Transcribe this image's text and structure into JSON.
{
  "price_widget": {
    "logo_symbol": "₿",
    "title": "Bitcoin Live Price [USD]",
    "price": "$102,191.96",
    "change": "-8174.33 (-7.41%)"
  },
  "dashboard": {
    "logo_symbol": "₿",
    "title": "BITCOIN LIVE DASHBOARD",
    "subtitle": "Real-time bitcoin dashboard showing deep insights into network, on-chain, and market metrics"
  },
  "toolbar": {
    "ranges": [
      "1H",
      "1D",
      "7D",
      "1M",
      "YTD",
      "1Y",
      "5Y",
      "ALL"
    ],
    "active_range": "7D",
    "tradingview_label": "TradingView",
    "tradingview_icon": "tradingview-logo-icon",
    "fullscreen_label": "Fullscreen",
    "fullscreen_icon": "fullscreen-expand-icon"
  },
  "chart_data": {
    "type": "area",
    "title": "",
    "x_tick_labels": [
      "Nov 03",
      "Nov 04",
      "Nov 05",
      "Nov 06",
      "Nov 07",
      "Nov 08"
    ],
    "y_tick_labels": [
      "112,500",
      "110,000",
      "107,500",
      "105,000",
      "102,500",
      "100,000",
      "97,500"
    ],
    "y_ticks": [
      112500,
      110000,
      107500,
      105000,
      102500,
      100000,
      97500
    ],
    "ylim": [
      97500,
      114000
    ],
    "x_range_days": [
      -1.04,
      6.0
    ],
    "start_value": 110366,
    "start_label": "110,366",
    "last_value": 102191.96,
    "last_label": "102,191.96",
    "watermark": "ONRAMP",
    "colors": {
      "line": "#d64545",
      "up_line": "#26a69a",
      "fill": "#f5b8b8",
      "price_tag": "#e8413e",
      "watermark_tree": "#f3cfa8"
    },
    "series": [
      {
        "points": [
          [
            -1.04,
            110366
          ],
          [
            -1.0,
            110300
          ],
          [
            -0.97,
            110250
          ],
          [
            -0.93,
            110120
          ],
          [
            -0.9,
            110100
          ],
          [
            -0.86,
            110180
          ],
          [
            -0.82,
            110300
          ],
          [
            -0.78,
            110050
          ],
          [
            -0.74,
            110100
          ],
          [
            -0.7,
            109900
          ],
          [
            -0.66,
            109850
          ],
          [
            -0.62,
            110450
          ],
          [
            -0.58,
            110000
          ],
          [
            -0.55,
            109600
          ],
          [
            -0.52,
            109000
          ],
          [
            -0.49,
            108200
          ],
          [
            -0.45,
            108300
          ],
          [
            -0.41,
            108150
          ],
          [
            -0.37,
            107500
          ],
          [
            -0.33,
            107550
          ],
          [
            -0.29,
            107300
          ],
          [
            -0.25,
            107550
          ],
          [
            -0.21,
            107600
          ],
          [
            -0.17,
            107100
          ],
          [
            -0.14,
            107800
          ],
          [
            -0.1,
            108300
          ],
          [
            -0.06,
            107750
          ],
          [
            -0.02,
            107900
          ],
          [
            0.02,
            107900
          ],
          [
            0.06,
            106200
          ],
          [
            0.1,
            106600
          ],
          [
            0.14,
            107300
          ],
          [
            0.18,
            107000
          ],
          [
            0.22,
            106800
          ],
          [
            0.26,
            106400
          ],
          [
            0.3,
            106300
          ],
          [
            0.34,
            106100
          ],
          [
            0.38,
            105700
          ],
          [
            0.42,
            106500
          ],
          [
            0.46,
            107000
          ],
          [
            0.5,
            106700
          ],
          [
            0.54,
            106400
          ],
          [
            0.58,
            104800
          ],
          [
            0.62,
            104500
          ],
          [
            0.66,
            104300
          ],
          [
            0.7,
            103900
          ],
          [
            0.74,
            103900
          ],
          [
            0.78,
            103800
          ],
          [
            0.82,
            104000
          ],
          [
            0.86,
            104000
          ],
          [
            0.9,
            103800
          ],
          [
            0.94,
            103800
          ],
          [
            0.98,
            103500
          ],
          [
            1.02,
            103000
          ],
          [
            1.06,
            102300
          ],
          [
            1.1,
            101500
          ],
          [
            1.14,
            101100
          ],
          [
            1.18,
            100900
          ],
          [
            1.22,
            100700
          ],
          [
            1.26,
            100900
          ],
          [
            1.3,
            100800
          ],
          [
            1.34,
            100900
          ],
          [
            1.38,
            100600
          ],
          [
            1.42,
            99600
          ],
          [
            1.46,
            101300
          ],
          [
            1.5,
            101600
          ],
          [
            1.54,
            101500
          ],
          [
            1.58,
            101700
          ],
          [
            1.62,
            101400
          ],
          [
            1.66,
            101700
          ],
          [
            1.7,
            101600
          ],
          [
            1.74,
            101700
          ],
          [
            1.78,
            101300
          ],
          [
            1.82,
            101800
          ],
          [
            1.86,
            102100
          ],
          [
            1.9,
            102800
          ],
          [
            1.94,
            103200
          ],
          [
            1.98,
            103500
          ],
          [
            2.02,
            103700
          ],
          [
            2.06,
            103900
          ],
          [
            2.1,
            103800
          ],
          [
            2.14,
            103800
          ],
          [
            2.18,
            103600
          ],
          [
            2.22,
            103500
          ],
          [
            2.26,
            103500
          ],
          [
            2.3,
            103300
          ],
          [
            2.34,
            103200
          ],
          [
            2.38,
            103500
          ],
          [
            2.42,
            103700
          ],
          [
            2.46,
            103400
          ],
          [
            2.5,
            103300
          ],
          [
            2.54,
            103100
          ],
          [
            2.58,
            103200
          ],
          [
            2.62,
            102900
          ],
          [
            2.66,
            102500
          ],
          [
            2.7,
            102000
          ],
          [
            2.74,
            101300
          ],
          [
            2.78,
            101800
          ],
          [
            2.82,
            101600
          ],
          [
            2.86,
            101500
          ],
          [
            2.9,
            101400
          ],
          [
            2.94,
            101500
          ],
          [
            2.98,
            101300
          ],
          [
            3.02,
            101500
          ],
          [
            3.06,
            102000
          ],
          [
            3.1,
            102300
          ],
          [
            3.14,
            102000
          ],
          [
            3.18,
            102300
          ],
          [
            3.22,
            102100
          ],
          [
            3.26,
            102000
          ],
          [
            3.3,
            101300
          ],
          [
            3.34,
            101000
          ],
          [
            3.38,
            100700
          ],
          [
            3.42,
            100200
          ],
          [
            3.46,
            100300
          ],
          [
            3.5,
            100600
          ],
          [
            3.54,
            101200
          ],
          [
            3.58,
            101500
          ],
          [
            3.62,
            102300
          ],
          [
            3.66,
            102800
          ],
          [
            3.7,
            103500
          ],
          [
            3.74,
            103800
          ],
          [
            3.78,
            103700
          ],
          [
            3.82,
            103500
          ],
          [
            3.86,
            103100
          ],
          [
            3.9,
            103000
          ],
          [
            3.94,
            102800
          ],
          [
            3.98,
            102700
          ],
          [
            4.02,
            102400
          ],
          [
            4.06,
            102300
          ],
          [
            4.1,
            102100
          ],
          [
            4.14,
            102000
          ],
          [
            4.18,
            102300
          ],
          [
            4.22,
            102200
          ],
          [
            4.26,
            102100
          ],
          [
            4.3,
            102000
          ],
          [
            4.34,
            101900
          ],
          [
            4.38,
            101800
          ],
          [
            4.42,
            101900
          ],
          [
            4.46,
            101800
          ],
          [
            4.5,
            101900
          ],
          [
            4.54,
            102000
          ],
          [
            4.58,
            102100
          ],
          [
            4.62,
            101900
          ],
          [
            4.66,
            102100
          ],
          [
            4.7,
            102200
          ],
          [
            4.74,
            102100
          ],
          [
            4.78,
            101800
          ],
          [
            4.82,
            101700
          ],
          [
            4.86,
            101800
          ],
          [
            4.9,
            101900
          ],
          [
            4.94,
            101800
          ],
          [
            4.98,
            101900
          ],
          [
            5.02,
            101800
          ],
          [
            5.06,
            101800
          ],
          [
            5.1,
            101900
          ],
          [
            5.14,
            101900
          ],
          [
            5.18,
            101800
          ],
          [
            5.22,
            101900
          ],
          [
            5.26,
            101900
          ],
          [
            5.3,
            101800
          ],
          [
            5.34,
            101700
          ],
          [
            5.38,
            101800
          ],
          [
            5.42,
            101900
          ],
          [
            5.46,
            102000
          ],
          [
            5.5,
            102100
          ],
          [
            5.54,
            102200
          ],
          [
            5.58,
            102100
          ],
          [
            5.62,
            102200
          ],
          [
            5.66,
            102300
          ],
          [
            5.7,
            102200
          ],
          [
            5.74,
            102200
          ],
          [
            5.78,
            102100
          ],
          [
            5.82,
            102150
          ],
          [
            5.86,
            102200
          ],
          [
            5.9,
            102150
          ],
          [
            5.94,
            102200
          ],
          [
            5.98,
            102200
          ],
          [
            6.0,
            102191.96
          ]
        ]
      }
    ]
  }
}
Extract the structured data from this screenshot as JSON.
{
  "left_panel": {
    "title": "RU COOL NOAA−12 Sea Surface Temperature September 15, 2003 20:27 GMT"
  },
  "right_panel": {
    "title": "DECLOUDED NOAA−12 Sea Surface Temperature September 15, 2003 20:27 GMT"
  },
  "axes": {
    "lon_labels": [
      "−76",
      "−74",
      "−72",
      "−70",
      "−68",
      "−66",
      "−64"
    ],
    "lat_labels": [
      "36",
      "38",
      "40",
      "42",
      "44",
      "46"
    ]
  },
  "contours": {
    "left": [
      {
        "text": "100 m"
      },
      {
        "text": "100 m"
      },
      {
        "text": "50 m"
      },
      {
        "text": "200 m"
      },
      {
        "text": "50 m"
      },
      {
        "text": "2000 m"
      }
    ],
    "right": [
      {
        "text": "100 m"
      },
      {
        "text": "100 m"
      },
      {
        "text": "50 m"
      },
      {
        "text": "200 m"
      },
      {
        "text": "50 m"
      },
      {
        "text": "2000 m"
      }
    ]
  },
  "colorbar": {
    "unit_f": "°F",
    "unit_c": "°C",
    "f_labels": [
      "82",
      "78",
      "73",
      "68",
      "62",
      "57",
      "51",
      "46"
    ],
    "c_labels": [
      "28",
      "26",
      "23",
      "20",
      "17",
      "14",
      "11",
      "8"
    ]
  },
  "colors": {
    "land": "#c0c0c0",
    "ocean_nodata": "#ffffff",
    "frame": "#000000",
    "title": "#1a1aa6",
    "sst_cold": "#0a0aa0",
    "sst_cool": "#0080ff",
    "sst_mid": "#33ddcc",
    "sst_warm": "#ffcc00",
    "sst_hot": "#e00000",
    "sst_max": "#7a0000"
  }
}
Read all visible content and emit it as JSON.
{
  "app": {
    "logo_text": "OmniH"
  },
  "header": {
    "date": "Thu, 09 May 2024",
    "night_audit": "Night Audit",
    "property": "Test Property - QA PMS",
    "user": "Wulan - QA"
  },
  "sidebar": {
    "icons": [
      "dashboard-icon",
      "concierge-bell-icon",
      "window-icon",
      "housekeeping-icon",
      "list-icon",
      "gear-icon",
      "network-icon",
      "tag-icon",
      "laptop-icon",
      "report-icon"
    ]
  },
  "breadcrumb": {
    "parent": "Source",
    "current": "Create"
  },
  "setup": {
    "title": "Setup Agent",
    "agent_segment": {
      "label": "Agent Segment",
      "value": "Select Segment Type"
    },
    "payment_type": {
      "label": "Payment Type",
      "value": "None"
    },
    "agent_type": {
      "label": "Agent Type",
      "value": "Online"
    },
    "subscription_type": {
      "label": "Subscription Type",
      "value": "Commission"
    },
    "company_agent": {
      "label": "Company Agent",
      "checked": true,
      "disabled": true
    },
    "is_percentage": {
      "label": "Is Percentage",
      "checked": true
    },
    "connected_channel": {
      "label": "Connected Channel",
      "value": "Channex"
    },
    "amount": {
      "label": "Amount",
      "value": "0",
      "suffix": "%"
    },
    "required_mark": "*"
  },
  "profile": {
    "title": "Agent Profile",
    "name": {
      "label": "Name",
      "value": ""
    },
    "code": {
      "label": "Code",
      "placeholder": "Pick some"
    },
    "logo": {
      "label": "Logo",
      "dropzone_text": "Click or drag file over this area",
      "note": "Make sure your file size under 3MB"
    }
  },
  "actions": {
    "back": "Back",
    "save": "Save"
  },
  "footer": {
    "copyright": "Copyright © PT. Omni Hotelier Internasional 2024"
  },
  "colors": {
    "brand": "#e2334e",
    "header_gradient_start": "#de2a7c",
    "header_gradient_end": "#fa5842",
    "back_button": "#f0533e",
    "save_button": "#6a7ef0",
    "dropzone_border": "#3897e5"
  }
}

- _Short problem_
State the count of lines above containing the string "JSON", and add nothing to it.

- _Reply to the exercise_
3